──────── Material for this task
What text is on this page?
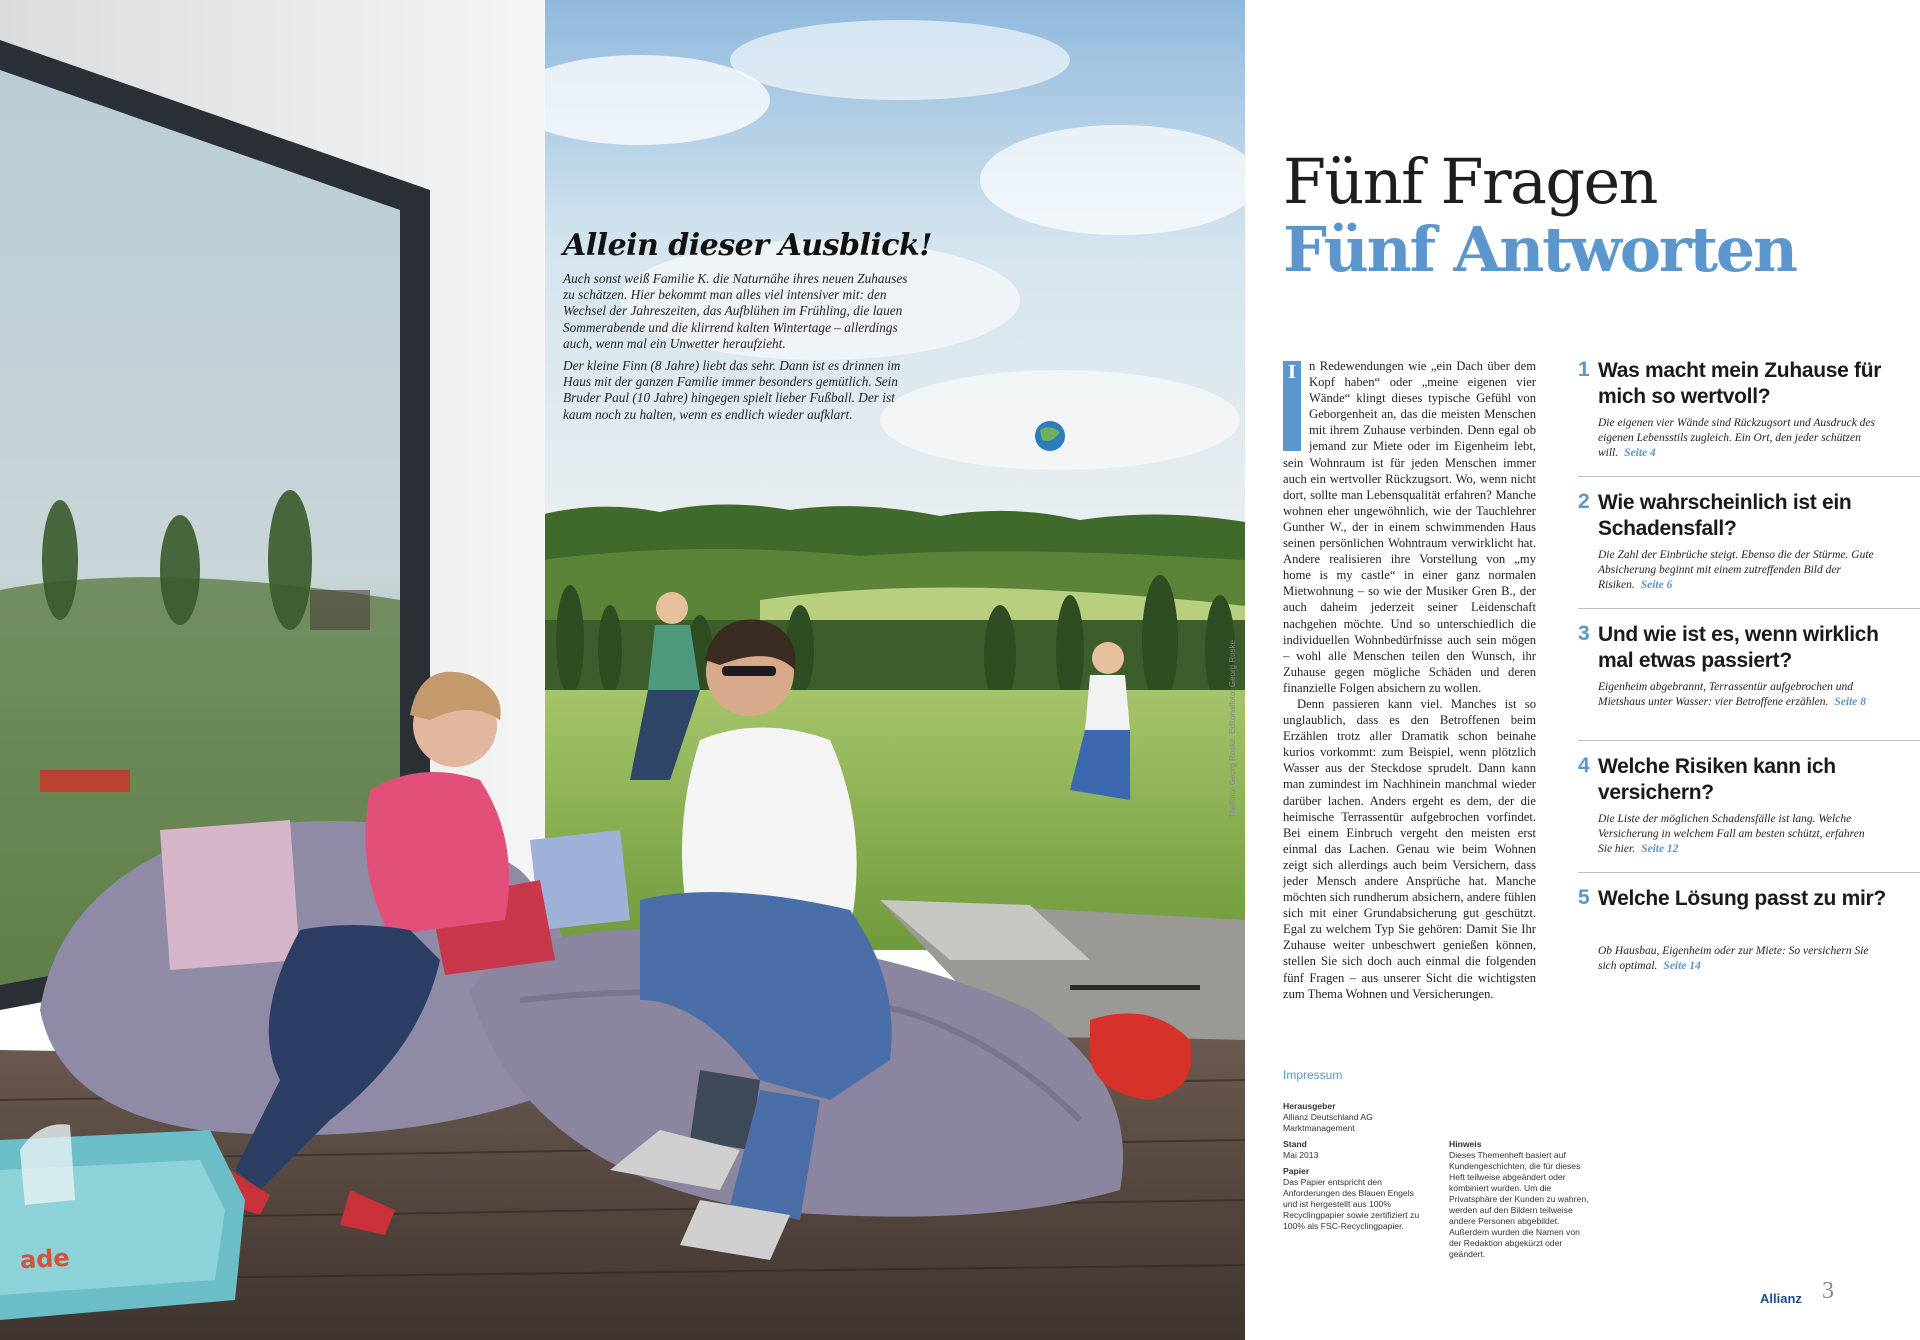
ade
Allein dieser Ausblick!

Auch sonst weiß Familie K. die Naturnähe ihres neuen Zuhauses zu schätzen. Hier bekommt man alles viel intensiver mit: den Wechsel der Jahreszeiten, das Aufblühen im Frühling, die lauen Sommerabende und die klirrend kalten Wintertage – allerdings auch, wenn mal ein Unwetter heraufzieht.

Der kleine Finn (8 Jahre) liebt das sehr. Dann ist es drinnen im Haus mit der ganzen Familie immer besonders gemütlich. Sein Bruder Paul (10 Jahre) hingegen spielt lieber Fußball. Der ist kaum noch zu halten, wenn es endlich wieder aufklart.

Titelfoto: Georg Roske; Editorialfoto: Georg Roske
Fünf Fragen
Fünf Antworten

I	n Redewendungen wie „ein Dach über dem Kopf haben“ oder „meine eigenen vier Wände“ klingt dieses typische Gefühl von Geborgenheit an, das die meisten Menschen mit ihrem Zuhause verbinden. Denn egal ob jemand zur Miete oder im Eigenheim lebt, sein Wohnraum ist für jeden Menschen immer auch ein wertvoller Rückzugsort. Wo, wenn nicht dort, sollte man Lebensqualität erfahren? Manche wohnen eher ungewöhnlich, wie der Tauchlehrer Gunther W., der in einem schwimmenden Haus seinen persönlichen Wohntraum verwirklicht hat. Andere realisieren ihre Vorstellung von „my home is my castle“ in einer ganz normalen Mietwohnung – so wie der Musiker Gren B., der auch daheim jederzeit seiner Leidenschaft nachgehen möchte. Und so unterschiedlich die individuellen Wohnbedürfnisse auch sein mögen – wohl alle Menschen teilen den Wunsch, ihr Zuhause gegen mögliche Schäden und deren finanzielle Folgen absichern zu wollen.

Denn passieren kann viel. Manches ist so unglaublich, dass es den Betroffenen beim Erzählen trotz aller Dramatik schon beinahe kurios vorkommt: zum Beispiel, wenn plötzlich Wasser aus der Steckdose sprudelt. Dann kann man zumindest im Nachhinein manchmal wieder darüber lachen. Anders ergeht es dem, der die heimische Terrassentür aufgebrochen vorfindet. Bei einem Einbruch vergeht den meisten erst einmal das Lachen. Genau wie beim Wohnen zeigt sich allerdings auch beim Versichern, dass jeder Mensch andere Ansprüche hat. Manche möchten sich rundherum absichern, andere fühlen sich mit einer Grundabsicherung gut geschützt. Egal zu welchem Typ Sie gehören: Damit Sie Ihr Zuhause weiter unbeschwert genießen können, stellen Sie sich doch auch einmal die folgenden fünf Fragen – aus unserer Sicht die wichtigsten zum Thema Wohnen und Versicherungen.

1 Was macht mein Zuhause für mich so wertvoll?
Die eigenen vier Wände sind Rückzugsort und Ausdruck des eigenen Lebensstils zugleich. Ein Ort, den jeder schützen will. Seite 4
2 Wie wahrscheinlich ist ein Schadensfall?
Die Zahl der Einbrüche steigt. Ebenso die der Stürme. Gute Absicherung beginnt mit einem zutreffenden Bild der Risiken. Seite 6
3 Und wie ist es, wenn wirklich mal etwas passiert?
Eigenheim abgebrannt, Terrassentür aufgebrochen und Mietshaus unter Wasser: vier Betroffene erzählen. Seite 8
4 Welche Risiken kann ich versichern?
Die Liste der möglichen Schadensfälle ist lang. Welche Versicherung in welchem Fall am besten schützt, erfahren Sie hier. Seite 12
5 Welche Lösung passt zu mir?
Ob Hausbau, Eigenheim oder zur Miete: So versichern Sie sich optimal. Seite 14
Impressum
Herausgeber
Allianz Deutschland AG Marktmanagement
Stand
Mai 2013
Papier
Das Papier entspricht den Anforderungen des Blauen Engels und ist hergestellt aus 100% Recyclingpapier sowie zertifiziert zu 100% als FSC-Recyclingpapier.
Hinweis
Dieses Themenheft basiert auf Kundengeschichten, die für dieses Heft teilweise abgeändert oder kombiniert wurden. Um die Privatsphäre der Kunden zu wahren, werden auf den Bildern teilweise andere Personen abgebildet. Außerdem wurden die Namen von der Redaktion abgekürzt oder geändert.
Allianz 3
────────────────
> **What is being asked**
Lines holding the word "Allianz" in the entries above are the ones to pull out. Copy them all.

> **Task solution**
Allianz Deutschland AG Marktmanagement
Allianz 3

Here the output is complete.